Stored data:

◆ ◆ ◆ ◆ ◆

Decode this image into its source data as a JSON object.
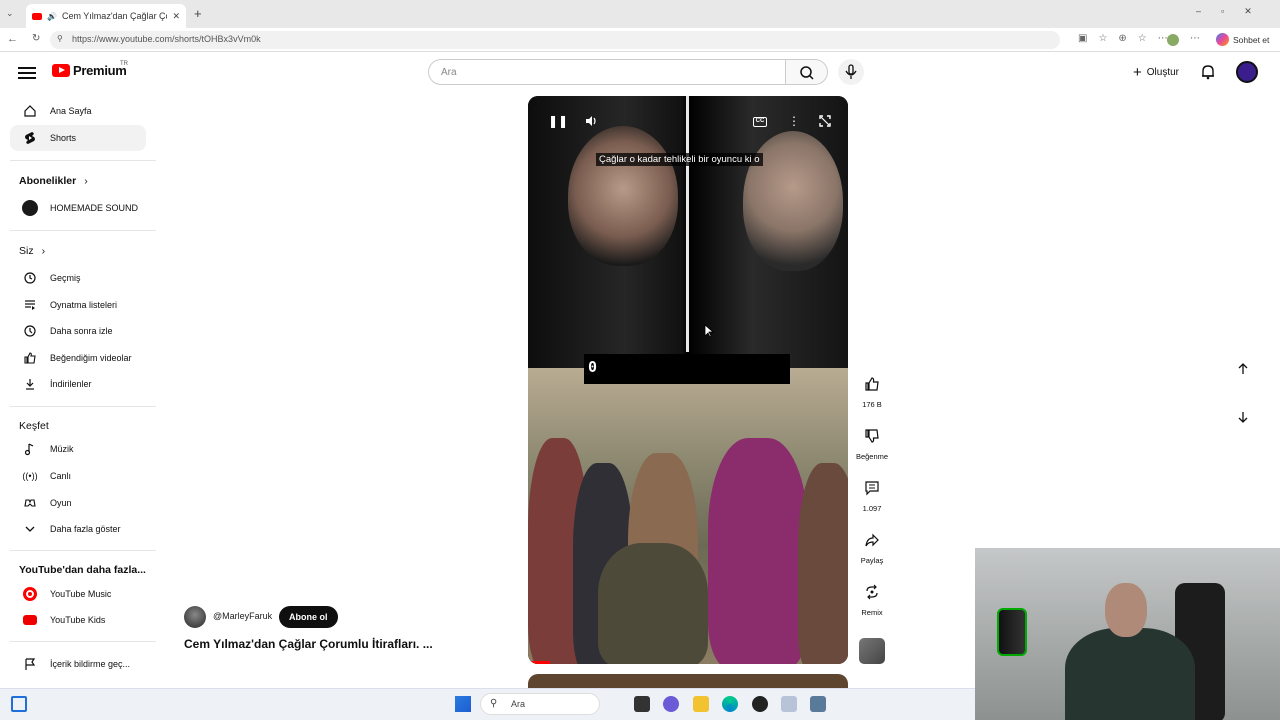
{
  "browser": {
    "tab_title": "Cem Yılmaz'dan Çağlar Çorumlu İtirafları",
    "new_tab_symbol": "+",
    "url": "https://www.youtube.com/shorts/tOHBx3vVm0k",
    "copilot_label": "Sohbet et"
  },
  "header": {
    "logo_text": "Premium",
    "logo_region": "TR",
    "search_placeholder": "Ara",
    "create_label": "Oluştur"
  },
  "sidebar": {
    "main": [
      {
        "label": "Ana Sayfa",
        "icon": "home-icon"
      },
      {
        "label": "Shorts",
        "icon": "shorts-icon",
        "active": true
      }
    ],
    "subscriptions_title": "Abonelikler",
    "subscriptions": [
      {
        "label": "HOMEMADE SOUND"
      }
    ],
    "you_title": "Siz",
    "you": [
      {
        "label": "Geçmiş",
        "icon": "history-icon"
      },
      {
        "label": "Oynatma listeleri",
        "icon": "playlist-icon"
      },
      {
        "label": "Daha sonra izle",
        "icon": "clock-icon"
      },
      {
        "label": "Beğendiğim videolar",
        "icon": "like-icon"
      },
      {
        "label": "İndirilenler",
        "icon": "download-icon"
      }
    ],
    "explore_title": "Keşfet",
    "explore": [
      {
        "label": "Müzik",
        "icon": "music-icon"
      },
      {
        "label": "Canlı",
        "icon": "live-icon"
      },
      {
        "label": "Oyun",
        "icon": "gaming-icon"
      },
      {
        "label": "Daha fazla göster",
        "icon": "chevron-down-icon"
      }
    ],
    "more_title": "YouTube'dan daha fazla...",
    "more": [
      {
        "label": "YouTube Music",
        "icon": "youtube-music-icon"
      },
      {
        "label": "YouTube Kids",
        "icon": "youtube-kids-icon"
      }
    ],
    "report_label": "İçerik bildirme geç..."
  },
  "video": {
    "subtitle": "Çağlar o kadar tehlikeli bir oyuncu ki o",
    "counter": "0",
    "progress_fraction": 0.07,
    "cc_label": "CC"
  },
  "channel": {
    "handle": "@MarleyFaruk",
    "subscribe_label": "Abone ol"
  },
  "video_title": "Cem Yılmaz'dan Çağlar Çorumlu İtirafları. ...",
  "actions": {
    "likes": "176 B",
    "dislike_label": "Beğenme",
    "comments": "1.097",
    "share_label": "Paylaş",
    "remix_label": "Remix"
  },
  "taskbar": {
    "search_label": "Ara"
  },
  "colors": {
    "youtube_red": "#ff0000",
    "subscribe_bg": "#0f0f0f"
  }
}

◆ ◆ ◆ ◆ ◆

**What this task involves:** Exact duplication of all the records is required; pictures are omitted from the copy.

**Finished task:**
Decode this image into its source data as a JSON object.
{
  "browser": {
    "tab_title": "Cem Yılmaz'dan Çağlar Çorumlu İtirafları",
    "new_tab_symbol": "+",
    "url": "https://www.youtube.com/shorts/tOHBx3vVm0k",
    "copilot_label": "Sohbet et"
  },
  "header": {
    "logo_text": "Premium",
    "logo_region": "TR",
    "search_placeholder": "Ara",
    "create_label": "Oluştur"
  },
  "sidebar": {
    "main": [
      {
        "label": "Ana Sayfa",
        "icon": "home-icon"
      },
      {
        "label": "Shorts",
        "icon": "shorts-icon",
        "active": true
      }
    ],
    "subscriptions_title": "Abonelikler",
    "subscriptions": [
      {
        "label": "HOMEMADE SOUND"
      }
    ],
    "you_title": "Siz",
    "you": [
      {
        "label": "Geçmiş",
        "icon": "history-icon"
      },
      {
        "label": "Oynatma listeleri",
        "icon": "playlist-icon"
      },
      {
        "label": "Daha sonra izle",
        "icon": "clock-icon"
      },
      {
        "label": "Beğendiğim videolar",
        "icon": "like-icon"
      },
      {
        "label": "İndirilenler",
        "icon": "download-icon"
      }
    ],
    "explore_title": "Keşfet",
    "explore": [
      {
        "label": "Müzik",
        "icon": "music-icon"
      },
      {
        "label": "Canlı",
        "icon": "live-icon"
      },
      {
        "label": "Oyun",
        "icon": "gaming-icon"
      },
      {
        "label": "Daha fazla göster",
        "icon": "chevron-down-icon"
      }
    ],
    "more_title": "YouTube'dan daha fazla...",
    "more": [
      {
        "label": "YouTube Music",
        "icon": "youtube-music-icon"
      },
      {
        "label": "YouTube Kids",
        "icon": "youtube-kids-icon"
      }
    ],
    "report_label": "İçerik bildirme geç..."
  },
  "video": {
    "subtitle": "Çağlar o kadar tehlikeli bir oyuncu ki o",
    "counter": "0",
    "progress_fraction": 0.07,
    "cc_label": "CC"
  },
  "channel": {
    "handle": "@MarleyFaruk",
    "subscribe_label": "Abone ol"
  },
  "video_title": "Cem Yılmaz'dan Çağlar Çorumlu İtirafları. ...",
  "actions": {
    "likes": "176 B",
    "dislike_label": "Beğenme",
    "comments": "1.097",
    "share_label": "Paylaş",
    "remix_label": "Remix"
  },
  "taskbar": {
    "search_label": "Ara"
  },
  "colors": {
    "youtube_red": "#ff0000",
    "subscribe_bg": "#0f0f0f"
  }
}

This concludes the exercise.